Anforderung 1:
Um wie viel verzögerte sich laut dem Auszug das Finale der US Open?
Anforderung 2:
Gib aus dem Auszug den Abschnitt von „Trump sah sich“ bis einschließlich „bislang nicht bekannt.“ wortgetreu wieder.

──────── Ausgewählter Auszug ────────

Rolex lädt Trump zum Finale der US Open ein – Wirtschaft | ABC-Z

Die Uhrwerke der Schweizer Marke Rolex sind eigentlich für ihre Präzision bekannt. Das Finale des Tennis-Turniers US-Open am vergangenen Sonntag, bei dem Rolex einer der Sponsoren ist, verzögerte sich aber ausgerechnet wegen des Uhrenherstellers um eine halbe Stunde. Denn Rolex hatte den US-Präsidenten Donald Trump zu dem Match eingeladen, was verschärfte Sicherheitsvorkehrungen nötig gemacht hatte. Viele Medien berichten von frustrierten Fans, die teilweise den Anfang der Partie verpassten. Auf Videos sind bei Trumps Auftritt unter anderem während am Abspielen der Nationalhymne Jubel-, aber auch Buhrufe zu hören.
Trump sah sich das Finale von einer VIP-Loge aus an. Die Schweizer Boulevard-Zeitung Blick schreibt, während des dritten Satzes sei Trump mit seiner Entourage für eine Dreiviertelstunde zum Mittagessen verschwunden, dann posierte er für Fotos und verteilte unterschriebene Baseball-Kappen, sein Markenzeichen. Mit dabei bei diesem für Trump typischen Auftritt war der Rolex-CEO Jean-Frederic Dufour. Worüber die beiden gesprochen haben, ist bislang nicht bekannt.
Bei der Einladung für Trump in die Rolex-Lounge ging es aber ziemlich sicher nicht nur darum, dass sich der Luxusuhrenhersteller mit dem US-Präsidenten gut stellt. Die Branche steckt in einer Krise. Und die Zölle von 39 Prozent für Exporte in die USA sind für die Schweizer Uhrenindustrie nun ein weiteres Problem. Laut dem Branchenverband gingen im vergangenen Jahr 18 Prozent der Schweizer Uhrenexporte in die USA. Zuletzt ist diese Zahl sogar noch deutlich gestiegen, was aber daran liegen dürfte, dass viele Hersteller im Sommer so viele Uhren wie möglich in ihre Lager in den USA schickten, um den Zöllen zuvorzukommen. Mindestens für ein paar Monate soll so das Schlimmste abgefedert werden. Bei einer Branchenmesse vergangene Woche in Genf zeigten sich viele Schweizer Uhrenhersteller nun betont zuversichtlich. Es werde alles schon nicht so schlimm kommen.

──────── Rohdaten ────────

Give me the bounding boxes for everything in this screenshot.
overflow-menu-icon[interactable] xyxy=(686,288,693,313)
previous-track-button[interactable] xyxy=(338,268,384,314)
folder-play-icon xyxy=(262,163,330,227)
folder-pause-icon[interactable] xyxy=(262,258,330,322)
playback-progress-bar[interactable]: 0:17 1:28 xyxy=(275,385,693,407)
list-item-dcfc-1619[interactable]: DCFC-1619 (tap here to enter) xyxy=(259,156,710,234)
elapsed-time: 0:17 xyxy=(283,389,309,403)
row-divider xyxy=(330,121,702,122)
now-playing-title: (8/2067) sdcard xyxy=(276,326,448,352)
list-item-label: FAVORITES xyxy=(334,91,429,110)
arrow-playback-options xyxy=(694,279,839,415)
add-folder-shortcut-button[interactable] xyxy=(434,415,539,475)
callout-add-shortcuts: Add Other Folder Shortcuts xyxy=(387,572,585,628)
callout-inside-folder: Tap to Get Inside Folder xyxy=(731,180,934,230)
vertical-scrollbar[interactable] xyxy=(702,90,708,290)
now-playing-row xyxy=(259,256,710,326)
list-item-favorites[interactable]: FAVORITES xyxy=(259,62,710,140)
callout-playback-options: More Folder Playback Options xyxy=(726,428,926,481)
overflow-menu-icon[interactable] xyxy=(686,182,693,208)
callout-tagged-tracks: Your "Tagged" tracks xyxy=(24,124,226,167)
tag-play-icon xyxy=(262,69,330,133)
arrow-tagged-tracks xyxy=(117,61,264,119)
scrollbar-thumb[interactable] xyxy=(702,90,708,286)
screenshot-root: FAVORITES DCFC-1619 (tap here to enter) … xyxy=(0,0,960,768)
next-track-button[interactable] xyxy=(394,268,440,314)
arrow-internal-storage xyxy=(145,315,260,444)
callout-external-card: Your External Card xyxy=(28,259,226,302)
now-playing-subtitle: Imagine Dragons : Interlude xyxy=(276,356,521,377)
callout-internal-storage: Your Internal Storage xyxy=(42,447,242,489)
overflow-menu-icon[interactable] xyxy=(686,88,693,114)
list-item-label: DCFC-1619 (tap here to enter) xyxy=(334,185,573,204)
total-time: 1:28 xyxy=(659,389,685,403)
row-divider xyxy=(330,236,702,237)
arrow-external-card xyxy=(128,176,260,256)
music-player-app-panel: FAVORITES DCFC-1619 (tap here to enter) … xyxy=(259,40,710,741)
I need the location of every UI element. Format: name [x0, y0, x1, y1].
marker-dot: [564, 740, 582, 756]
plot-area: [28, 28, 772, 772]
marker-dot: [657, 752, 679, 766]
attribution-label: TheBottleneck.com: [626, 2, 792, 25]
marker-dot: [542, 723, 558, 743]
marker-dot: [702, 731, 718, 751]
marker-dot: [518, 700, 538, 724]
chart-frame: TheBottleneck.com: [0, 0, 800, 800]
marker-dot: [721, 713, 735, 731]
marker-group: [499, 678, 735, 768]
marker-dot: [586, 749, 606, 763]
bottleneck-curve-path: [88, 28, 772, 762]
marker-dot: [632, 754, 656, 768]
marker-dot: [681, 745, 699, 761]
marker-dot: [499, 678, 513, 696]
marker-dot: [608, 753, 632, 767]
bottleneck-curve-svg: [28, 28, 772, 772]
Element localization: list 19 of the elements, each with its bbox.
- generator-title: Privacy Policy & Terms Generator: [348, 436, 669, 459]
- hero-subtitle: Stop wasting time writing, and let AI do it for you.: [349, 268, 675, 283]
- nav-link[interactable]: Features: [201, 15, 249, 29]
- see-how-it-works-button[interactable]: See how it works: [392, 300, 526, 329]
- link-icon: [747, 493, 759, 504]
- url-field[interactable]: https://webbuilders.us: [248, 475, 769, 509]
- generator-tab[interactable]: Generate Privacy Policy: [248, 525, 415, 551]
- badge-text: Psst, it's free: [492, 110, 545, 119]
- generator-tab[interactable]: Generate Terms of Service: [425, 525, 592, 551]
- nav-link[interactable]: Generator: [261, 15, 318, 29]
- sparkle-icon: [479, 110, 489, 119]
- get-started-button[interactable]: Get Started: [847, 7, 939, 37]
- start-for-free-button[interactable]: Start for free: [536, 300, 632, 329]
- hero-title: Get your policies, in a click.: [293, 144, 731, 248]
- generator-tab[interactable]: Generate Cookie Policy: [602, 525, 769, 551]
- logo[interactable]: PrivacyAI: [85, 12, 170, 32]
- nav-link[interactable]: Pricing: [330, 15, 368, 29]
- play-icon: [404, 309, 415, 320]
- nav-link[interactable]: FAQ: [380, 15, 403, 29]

────────

Richtige Antwort 1:
Um eine halbe Stunde.

Richtige Antwort 2:
Trump sah sich das Finale von einer VIP-Loge aus an. Die Schweizer Boulevard-Zeitung Blick schreibt, während des dritten Satzes sei Trump mit seiner Entourage für eine Dreiviertelstunde zum Mittagessen verschwunden, dann posierte er für Fotos und verteilte unterschriebene Baseball-Kappen, sein Markenzeichen. Mit dabei bei diesem für Trump typischen Auftritt war der Rolex-CEO Jean-Frederic Dufour. Worüber die beiden gesprochen haben, ist bislang nicht bekannt.